ENTRIES:
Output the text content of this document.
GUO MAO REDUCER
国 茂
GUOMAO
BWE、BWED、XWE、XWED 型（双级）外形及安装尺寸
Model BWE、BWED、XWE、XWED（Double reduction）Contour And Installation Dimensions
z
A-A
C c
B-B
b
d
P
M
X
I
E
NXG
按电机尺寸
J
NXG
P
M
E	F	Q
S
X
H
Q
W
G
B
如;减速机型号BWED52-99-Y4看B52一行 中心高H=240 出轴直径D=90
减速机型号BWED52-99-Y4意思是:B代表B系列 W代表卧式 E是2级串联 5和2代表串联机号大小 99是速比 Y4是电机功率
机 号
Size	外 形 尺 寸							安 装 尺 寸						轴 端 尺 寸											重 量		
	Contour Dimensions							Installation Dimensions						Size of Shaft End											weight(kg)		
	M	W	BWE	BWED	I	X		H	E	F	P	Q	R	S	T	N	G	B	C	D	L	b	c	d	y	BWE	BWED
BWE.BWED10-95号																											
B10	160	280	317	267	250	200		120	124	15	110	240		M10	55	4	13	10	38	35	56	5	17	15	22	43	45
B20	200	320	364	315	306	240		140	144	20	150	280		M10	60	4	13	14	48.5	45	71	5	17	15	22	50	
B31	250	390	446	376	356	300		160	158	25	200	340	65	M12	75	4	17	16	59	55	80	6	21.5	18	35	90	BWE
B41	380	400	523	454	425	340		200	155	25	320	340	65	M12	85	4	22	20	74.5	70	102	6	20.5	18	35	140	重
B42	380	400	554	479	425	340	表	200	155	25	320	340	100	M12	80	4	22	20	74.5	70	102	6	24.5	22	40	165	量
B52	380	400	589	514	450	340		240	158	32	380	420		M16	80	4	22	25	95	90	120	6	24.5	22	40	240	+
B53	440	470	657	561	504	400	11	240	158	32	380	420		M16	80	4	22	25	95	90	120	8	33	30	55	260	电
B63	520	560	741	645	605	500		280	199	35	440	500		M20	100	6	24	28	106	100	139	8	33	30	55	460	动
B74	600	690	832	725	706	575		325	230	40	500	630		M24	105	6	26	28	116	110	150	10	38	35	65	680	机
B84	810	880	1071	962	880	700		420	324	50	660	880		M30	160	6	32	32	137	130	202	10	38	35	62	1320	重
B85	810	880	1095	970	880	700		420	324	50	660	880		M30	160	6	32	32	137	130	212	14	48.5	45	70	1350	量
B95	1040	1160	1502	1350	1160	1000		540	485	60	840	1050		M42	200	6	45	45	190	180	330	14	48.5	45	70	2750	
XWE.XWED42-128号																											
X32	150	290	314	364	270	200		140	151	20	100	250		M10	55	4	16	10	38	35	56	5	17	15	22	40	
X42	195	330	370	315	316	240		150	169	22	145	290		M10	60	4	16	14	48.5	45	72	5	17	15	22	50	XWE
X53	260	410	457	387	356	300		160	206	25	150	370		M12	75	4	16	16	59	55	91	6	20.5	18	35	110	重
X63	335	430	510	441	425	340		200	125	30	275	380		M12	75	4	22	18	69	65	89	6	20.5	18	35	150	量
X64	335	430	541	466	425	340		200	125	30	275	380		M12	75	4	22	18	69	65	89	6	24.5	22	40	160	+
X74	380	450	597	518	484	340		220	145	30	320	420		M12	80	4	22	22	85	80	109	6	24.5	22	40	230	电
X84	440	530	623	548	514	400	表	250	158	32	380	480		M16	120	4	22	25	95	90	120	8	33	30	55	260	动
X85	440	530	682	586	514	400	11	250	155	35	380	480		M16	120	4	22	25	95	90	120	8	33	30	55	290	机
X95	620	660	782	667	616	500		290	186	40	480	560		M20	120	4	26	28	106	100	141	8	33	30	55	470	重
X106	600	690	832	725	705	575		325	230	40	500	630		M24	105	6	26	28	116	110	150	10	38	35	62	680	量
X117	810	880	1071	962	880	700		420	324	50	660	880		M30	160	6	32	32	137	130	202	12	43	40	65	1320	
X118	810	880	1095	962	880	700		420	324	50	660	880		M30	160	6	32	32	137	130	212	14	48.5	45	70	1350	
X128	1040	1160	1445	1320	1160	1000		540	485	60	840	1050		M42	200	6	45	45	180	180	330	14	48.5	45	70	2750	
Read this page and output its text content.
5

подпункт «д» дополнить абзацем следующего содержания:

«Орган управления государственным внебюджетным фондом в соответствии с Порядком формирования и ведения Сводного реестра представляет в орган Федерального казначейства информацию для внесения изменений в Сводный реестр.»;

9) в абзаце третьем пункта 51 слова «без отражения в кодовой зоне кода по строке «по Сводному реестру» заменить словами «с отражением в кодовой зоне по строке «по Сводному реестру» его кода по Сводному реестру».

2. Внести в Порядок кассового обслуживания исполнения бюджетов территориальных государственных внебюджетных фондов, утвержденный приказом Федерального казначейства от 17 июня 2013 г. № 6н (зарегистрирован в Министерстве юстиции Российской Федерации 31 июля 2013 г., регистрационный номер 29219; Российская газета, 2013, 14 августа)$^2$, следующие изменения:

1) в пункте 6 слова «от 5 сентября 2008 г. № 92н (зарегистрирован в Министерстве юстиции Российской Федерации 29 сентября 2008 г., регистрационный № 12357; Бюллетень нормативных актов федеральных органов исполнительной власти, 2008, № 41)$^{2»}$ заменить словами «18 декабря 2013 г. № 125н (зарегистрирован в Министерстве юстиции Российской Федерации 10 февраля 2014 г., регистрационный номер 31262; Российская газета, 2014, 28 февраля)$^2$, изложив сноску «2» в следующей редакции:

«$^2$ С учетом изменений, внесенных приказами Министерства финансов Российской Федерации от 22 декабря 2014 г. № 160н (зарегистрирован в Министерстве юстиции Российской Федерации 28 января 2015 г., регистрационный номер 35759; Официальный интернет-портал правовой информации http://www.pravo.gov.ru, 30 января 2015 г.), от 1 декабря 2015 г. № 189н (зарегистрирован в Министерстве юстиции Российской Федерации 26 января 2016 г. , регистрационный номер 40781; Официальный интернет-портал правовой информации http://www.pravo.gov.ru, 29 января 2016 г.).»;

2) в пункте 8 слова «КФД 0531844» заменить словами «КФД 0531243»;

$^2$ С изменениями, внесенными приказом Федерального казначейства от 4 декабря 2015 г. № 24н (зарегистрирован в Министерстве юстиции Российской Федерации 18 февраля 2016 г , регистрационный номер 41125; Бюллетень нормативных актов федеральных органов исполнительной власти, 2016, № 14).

TASK STATEMENT: Copy each line above containing the string "Федерального".

ANSWER FOR THIS EXERCISE:
«Орган управления государственным внебюджетным фондом в соответствии с Порядком формирования и ведения Сводного реестра представляет в орган Федерального казначейства информацию для внесения изменений в Сводный реестр.»;
2. Внести в Порядок кассового обслуживания исполнения бюджетов территориальных государственных внебюджетных фондов, утвержденный приказом Федерального казначейства от 17 июня 2013 г. № 6н (зарегистрирован в Министерстве юстиции Российской Федерации 31 июля 2013 г., регистрационный номер 29219; Российская газета, 2013, 14 августа)$^2$, следующие изменения:
$^2$ С изменениями, внесенными приказом Федерального казначейства от 4 декабря 2015 г. № 24н (зарегистрирован в Министерстве юстиции Российской Федерации 18 февраля 2016 г , регистрационный номер 41125; Бюллетень нормативных актов федеральных органов исполнительной власти, 2016, № 14).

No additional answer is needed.